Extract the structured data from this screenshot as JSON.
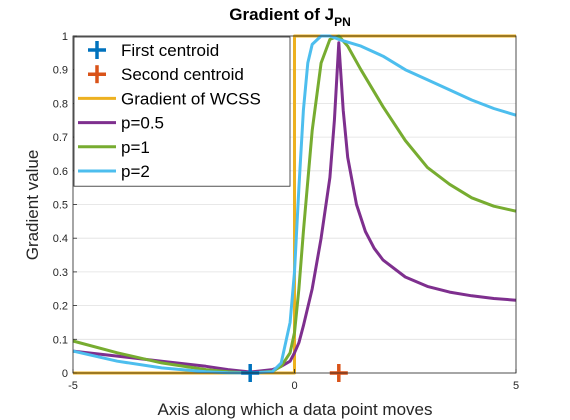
{
  "chart_data": {
    "type": "line",
    "title_main": "Gradient of J",
    "title_sub": "PN",
    "xlabel": "Axis along which a data point moves",
    "ylabel": "Gradient value",
    "xlim": [
      -5,
      5
    ],
    "ylim": [
      0,
      1
    ],
    "xticks": [
      "-5",
      "0",
      "5"
    ],
    "xtick_values": [
      -5,
      0,
      5
    ],
    "yticks": [
      "0",
      "0.1",
      "0.2",
      "0.3",
      "0.4",
      "0.5",
      "0.6",
      "0.7",
      "0.8",
      "0.9",
      "1"
    ],
    "ytick_values": [
      0,
      0.1,
      0.2,
      0.3,
      0.4,
      0.5,
      0.6,
      0.7,
      0.8,
      0.9,
      1
    ],
    "grid": true,
    "legend_position": "top-left",
    "markers": [
      {
        "name": "First centroid",
        "x": -1,
        "y": 0,
        "color": "#0072BD"
      },
      {
        "name": "Second centroid",
        "x": 1,
        "y": 0,
        "color": "#D95319"
      }
    ],
    "series": [
      {
        "name": "Gradient of WCSS",
        "color": "#EDB120",
        "x": [
          -5,
          0,
          0,
          5
        ],
        "y": [
          0,
          0,
          1,
          1
        ]
      },
      {
        "name": "p=0.5",
        "color": "#7E2F8E",
        "x": [
          -5,
          -4,
          -3,
          -2,
          -1.5,
          -1,
          -0.5,
          -0.3,
          -0.1,
          0,
          0.1,
          0.2,
          0.4,
          0.6,
          0.8,
          0.9,
          1,
          1.1,
          1.2,
          1.4,
          1.6,
          1.8,
          2,
          2.5,
          3,
          3.5,
          4,
          4.5,
          5
        ],
        "y": [
          0.065,
          0.05,
          0.035,
          0.02,
          0.01,
          0.003,
          0.01,
          0.02,
          0.035,
          0.06,
          0.09,
          0.14,
          0.25,
          0.4,
          0.58,
          0.75,
          0.98,
          0.78,
          0.64,
          0.5,
          0.42,
          0.37,
          0.335,
          0.285,
          0.257,
          0.24,
          0.229,
          0.221,
          0.216
        ]
      },
      {
        "name": "p=1",
        "color": "#77AC30",
        "x": [
          -5,
          -4,
          -3,
          -2,
          -1.5,
          -1,
          -0.5,
          -0.3,
          -0.1,
          0,
          0.1,
          0.2,
          0.4,
          0.6,
          0.8,
          1,
          1.2,
          1.5,
          2,
          2.5,
          3,
          3.5,
          4,
          4.5,
          5
        ],
        "y": [
          0.095,
          0.06,
          0.03,
          0.01,
          0.004,
          0.0,
          0.005,
          0.02,
          0.06,
          0.12,
          0.25,
          0.42,
          0.72,
          0.92,
          0.99,
          1.0,
          0.97,
          0.9,
          0.79,
          0.69,
          0.61,
          0.56,
          0.52,
          0.495,
          0.48
        ]
      },
      {
        "name": "p=2",
        "color": "#4DBEEE",
        "x": [
          -5,
          -4,
          -3,
          -2,
          -1.5,
          -1,
          -0.5,
          -0.3,
          -0.1,
          0,
          0.1,
          0.2,
          0.3,
          0.4,
          0.6,
          0.8,
          1,
          1.5,
          2,
          2.5,
          3,
          3.5,
          4,
          4.5,
          5
        ],
        "y": [
          0.065,
          0.035,
          0.015,
          0.004,
          0.001,
          0.0,
          0.004,
          0.03,
          0.15,
          0.3,
          0.55,
          0.78,
          0.92,
          0.975,
          1.0,
          1.0,
          0.99,
          0.97,
          0.94,
          0.9,
          0.87,
          0.84,
          0.81,
          0.785,
          0.765
        ]
      }
    ]
  }
}
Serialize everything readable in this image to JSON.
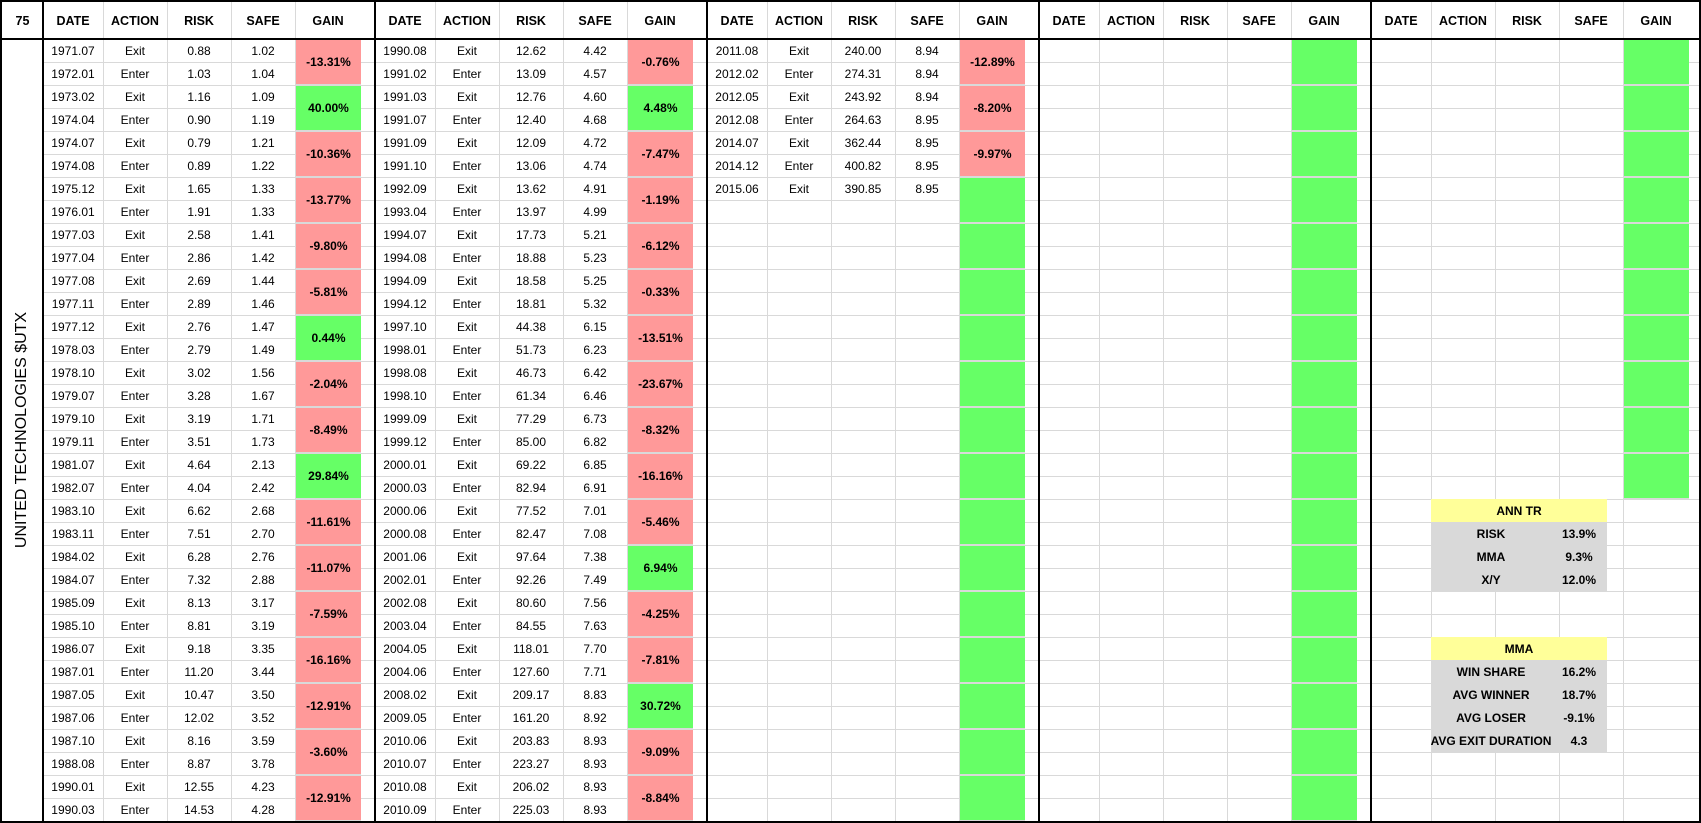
{
  "corner_label": "75",
  "company_label": "UNITED TECHNOLOGIES $UTX",
  "headers": [
    "DATE",
    "ACTION",
    "RISK",
    "SAFE",
    "GAIN"
  ],
  "colors": {
    "loss": "#ff9999",
    "gain": "#66ff66",
    "highlight": "#ffff99",
    "summary": "#d9d9d9",
    "grid": "#d9d9d9",
    "border": "#000000"
  },
  "blocks": [
    {
      "rows": [
        [
          "1971.07",
          "Exit",
          "0.88",
          "1.02"
        ],
        [
          "1972.01",
          "Enter",
          "1.03",
          "1.04"
        ],
        [
          "1973.02",
          "Exit",
          "1.16",
          "1.09"
        ],
        [
          "1974.04",
          "Enter",
          "0.90",
          "1.19"
        ],
        [
          "1974.07",
          "Exit",
          "0.79",
          "1.21"
        ],
        [
          "1974.08",
          "Enter",
          "0.89",
          "1.22"
        ],
        [
          "1975.12",
          "Exit",
          "1.65",
          "1.33"
        ],
        [
          "1976.01",
          "Enter",
          "1.91",
          "1.33"
        ],
        [
          "1977.03",
          "Exit",
          "2.58",
          "1.41"
        ],
        [
          "1977.04",
          "Enter",
          "2.86",
          "1.42"
        ],
        [
          "1977.08",
          "Exit",
          "2.69",
          "1.44"
        ],
        [
          "1977.11",
          "Enter",
          "2.89",
          "1.46"
        ],
        [
          "1977.12",
          "Exit",
          "2.76",
          "1.47"
        ],
        [
          "1978.03",
          "Enter",
          "2.79",
          "1.49"
        ],
        [
          "1978.10",
          "Exit",
          "3.02",
          "1.56"
        ],
        [
          "1979.07",
          "Enter",
          "3.28",
          "1.67"
        ],
        [
          "1979.10",
          "Exit",
          "3.19",
          "1.71"
        ],
        [
          "1979.11",
          "Enter",
          "3.51",
          "1.73"
        ],
        [
          "1981.07",
          "Exit",
          "4.64",
          "2.13"
        ],
        [
          "1982.07",
          "Enter",
          "4.04",
          "2.42"
        ],
        [
          "1983.10",
          "Exit",
          "6.62",
          "2.68"
        ],
        [
          "1983.11",
          "Enter",
          "7.51",
          "2.70"
        ],
        [
          "1984.02",
          "Exit",
          "6.28",
          "2.76"
        ],
        [
          "1984.07",
          "Enter",
          "7.32",
          "2.88"
        ],
        [
          "1985.09",
          "Exit",
          "8.13",
          "3.17"
        ],
        [
          "1985.10",
          "Enter",
          "8.81",
          "3.19"
        ],
        [
          "1986.07",
          "Exit",
          "9.18",
          "3.35"
        ],
        [
          "1987.01",
          "Enter",
          "11.20",
          "3.44"
        ],
        [
          "1987.05",
          "Exit",
          "10.47",
          "3.50"
        ],
        [
          "1987.06",
          "Enter",
          "12.02",
          "3.52"
        ],
        [
          "1987.10",
          "Exit",
          "8.16",
          "3.59"
        ],
        [
          "1988.08",
          "Enter",
          "8.87",
          "3.78"
        ],
        [
          "1990.01",
          "Exit",
          "12.55",
          "4.23"
        ],
        [
          "1990.03",
          "Enter",
          "14.53",
          "4.28"
        ]
      ],
      "gains": [
        {
          "text": "-13.31%",
          "type": "loss"
        },
        {
          "text": "40.00%",
          "type": "gain"
        },
        {
          "text": "-10.36%",
          "type": "loss"
        },
        {
          "text": "-13.77%",
          "type": "loss"
        },
        {
          "text": "-9.80%",
          "type": "loss"
        },
        {
          "text": "-5.81%",
          "type": "loss"
        },
        {
          "text": "0.44%",
          "type": "gain"
        },
        {
          "text": "-2.04%",
          "type": "loss"
        },
        {
          "text": "-8.49%",
          "type": "loss"
        },
        {
          "text": "29.84%",
          "type": "gain"
        },
        {
          "text": "-11.61%",
          "type": "loss"
        },
        {
          "text": "-11.07%",
          "type": "loss"
        },
        {
          "text": "-7.59%",
          "type": "loss"
        },
        {
          "text": "-16.16%",
          "type": "loss"
        },
        {
          "text": "-12.91%",
          "type": "loss"
        },
        {
          "text": "-3.60%",
          "type": "loss"
        },
        {
          "text": "-12.91%",
          "type": "loss"
        }
      ]
    },
    {
      "rows": [
        [
          "1990.08",
          "Exit",
          "12.62",
          "4.42"
        ],
        [
          "1991.02",
          "Enter",
          "13.09",
          "4.57"
        ],
        [
          "1991.03",
          "Exit",
          "12.76",
          "4.60"
        ],
        [
          "1991.07",
          "Enter",
          "12.40",
          "4.68"
        ],
        [
          "1991.09",
          "Exit",
          "12.09",
          "4.72"
        ],
        [
          "1991.10",
          "Enter",
          "13.06",
          "4.74"
        ],
        [
          "1992.09",
          "Exit",
          "13.62",
          "4.91"
        ],
        [
          "1993.04",
          "Enter",
          "13.97",
          "4.99"
        ],
        [
          "1994.07",
          "Exit",
          "17.73",
          "5.21"
        ],
        [
          "1994.08",
          "Enter",
          "18.88",
          "5.23"
        ],
        [
          "1994.09",
          "Exit",
          "18.58",
          "5.25"
        ],
        [
          "1994.12",
          "Enter",
          "18.81",
          "5.32"
        ],
        [
          "1997.10",
          "Exit",
          "44.38",
          "6.15"
        ],
        [
          "1998.01",
          "Enter",
          "51.73",
          "6.23"
        ],
        [
          "1998.08",
          "Exit",
          "46.73",
          "6.42"
        ],
        [
          "1998.10",
          "Enter",
          "61.34",
          "6.46"
        ],
        [
          "1999.09",
          "Exit",
          "77.29",
          "6.73"
        ],
        [
          "1999.12",
          "Enter",
          "85.00",
          "6.82"
        ],
        [
          "2000.01",
          "Exit",
          "69.22",
          "6.85"
        ],
        [
          "2000.03",
          "Enter",
          "82.94",
          "6.91"
        ],
        [
          "2000.06",
          "Exit",
          "77.52",
          "7.01"
        ],
        [
          "2000.08",
          "Enter",
          "82.47",
          "7.08"
        ],
        [
          "2001.06",
          "Exit",
          "97.64",
          "7.38"
        ],
        [
          "2002.01",
          "Enter",
          "92.26",
          "7.49"
        ],
        [
          "2002.08",
          "Exit",
          "80.60",
          "7.56"
        ],
        [
          "2003.04",
          "Enter",
          "84.55",
          "7.63"
        ],
        [
          "2004.05",
          "Exit",
          "118.01",
          "7.70"
        ],
        [
          "2004.06",
          "Enter",
          "127.60",
          "7.71"
        ],
        [
          "2008.02",
          "Exit",
          "209.17",
          "8.83"
        ],
        [
          "2009.05",
          "Enter",
          "161.20",
          "8.92"
        ],
        [
          "2010.06",
          "Exit",
          "203.83",
          "8.93"
        ],
        [
          "2010.07",
          "Enter",
          "223.27",
          "8.93"
        ],
        [
          "2010.08",
          "Exit",
          "206.02",
          "8.93"
        ],
        [
          "2010.09",
          "Enter",
          "225.03",
          "8.93"
        ]
      ],
      "gains": [
        {
          "text": "-0.76%",
          "type": "loss"
        },
        {
          "text": "4.48%",
          "type": "gain"
        },
        {
          "text": "-7.47%",
          "type": "loss"
        },
        {
          "text": "-1.19%",
          "type": "loss"
        },
        {
          "text": "-6.12%",
          "type": "loss"
        },
        {
          "text": "-0.33%",
          "type": "loss"
        },
        {
          "text": "-13.51%",
          "type": "loss"
        },
        {
          "text": "-23.67%",
          "type": "loss"
        },
        {
          "text": "-8.32%",
          "type": "loss"
        },
        {
          "text": "-16.16%",
          "type": "loss"
        },
        {
          "text": "-5.46%",
          "type": "loss"
        },
        {
          "text": "6.94%",
          "type": "gain"
        },
        {
          "text": "-4.25%",
          "type": "loss"
        },
        {
          "text": "-7.81%",
          "type": "loss"
        },
        {
          "text": "30.72%",
          "type": "gain"
        },
        {
          "text": "-9.09%",
          "type": "loss"
        },
        {
          "text": "-8.84%",
          "type": "loss"
        }
      ]
    },
    {
      "rows": [
        [
          "2011.08",
          "Exit",
          "240.00",
          "8.94"
        ],
        [
          "2012.02",
          "Enter",
          "274.31",
          "8.94"
        ],
        [
          "2012.05",
          "Exit",
          "243.92",
          "8.94"
        ],
        [
          "2012.08",
          "Enter",
          "264.63",
          "8.95"
        ],
        [
          "2014.07",
          "Exit",
          "362.44",
          "8.95"
        ],
        [
          "2014.12",
          "Enter",
          "400.82",
          "8.95"
        ],
        [
          "2015.06",
          "Exit",
          "390.85",
          "8.95"
        ]
      ],
      "gains": [
        {
          "text": "-12.89%",
          "type": "loss"
        },
        {
          "text": "-8.20%",
          "type": "loss"
        },
        {
          "text": "-9.97%",
          "type": "loss"
        },
        {
          "text": "",
          "type": "gain"
        },
        {
          "text": "",
          "type": "gain"
        },
        {
          "text": "",
          "type": "gain"
        },
        {
          "text": "",
          "type": "gain"
        },
        {
          "text": "",
          "type": "gain"
        },
        {
          "text": "",
          "type": "gain"
        },
        {
          "text": "",
          "type": "gain"
        },
        {
          "text": "",
          "type": "gain"
        },
        {
          "text": "",
          "type": "gain"
        },
        {
          "text": "",
          "type": "gain"
        },
        {
          "text": "",
          "type": "gain"
        },
        {
          "text": "",
          "type": "gain"
        },
        {
          "text": "",
          "type": "gain"
        },
        {
          "text": "",
          "type": "gain"
        }
      ]
    },
    {
      "rows": [],
      "gains": [
        {
          "text": "",
          "type": "gain"
        },
        {
          "text": "",
          "type": "gain"
        },
        {
          "text": "",
          "type": "gain"
        },
        {
          "text": "",
          "type": "gain"
        },
        {
          "text": "",
          "type": "gain"
        },
        {
          "text": "",
          "type": "gain"
        },
        {
          "text": "",
          "type": "gain"
        },
        {
          "text": "",
          "type": "gain"
        },
        {
          "text": "",
          "type": "gain"
        },
        {
          "text": "",
          "type": "gain"
        },
        {
          "text": "",
          "type": "gain"
        },
        {
          "text": "",
          "type": "gain"
        },
        {
          "text": "",
          "type": "gain"
        },
        {
          "text": "",
          "type": "gain"
        },
        {
          "text": "",
          "type": "gain"
        },
        {
          "text": "",
          "type": "gain"
        },
        {
          "text": "",
          "type": "gain"
        }
      ]
    },
    {
      "rows": [],
      "gains": [
        {
          "text": "",
          "type": "gain"
        },
        {
          "text": "",
          "type": "gain"
        },
        {
          "text": "",
          "type": "gain"
        },
        {
          "text": "",
          "type": "gain"
        },
        {
          "text": "",
          "type": "gain"
        },
        {
          "text": "",
          "type": "gain"
        },
        {
          "text": "",
          "type": "gain"
        },
        {
          "text": "",
          "type": "gain"
        },
        {
          "text": "",
          "type": "gain"
        },
        {
          "text": "",
          "type": "gain"
        }
      ]
    }
  ],
  "summary": {
    "ann_tr": {
      "title": "ANN TR",
      "rows": [
        [
          "RISK",
          "13.9%"
        ],
        [
          "MMA",
          "9.3%"
        ],
        [
          "X/Y",
          "12.0%"
        ]
      ]
    },
    "mma": {
      "title": "MMA",
      "rows": [
        [
          "WIN SHARE",
          "16.2%"
        ],
        [
          "AVG WINNER",
          "18.7%"
        ],
        [
          "AVG LOSER",
          "-9.1%"
        ],
        [
          "AVG EXIT DURATION",
          "4.3"
        ]
      ]
    }
  }
}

§

■ **REQUIREMENT**
Return every line of the preceding records in which the word "centroid" appears.

■ **IN RESPONSE**
        "name": "First centroid",
        "name": "Second centroid",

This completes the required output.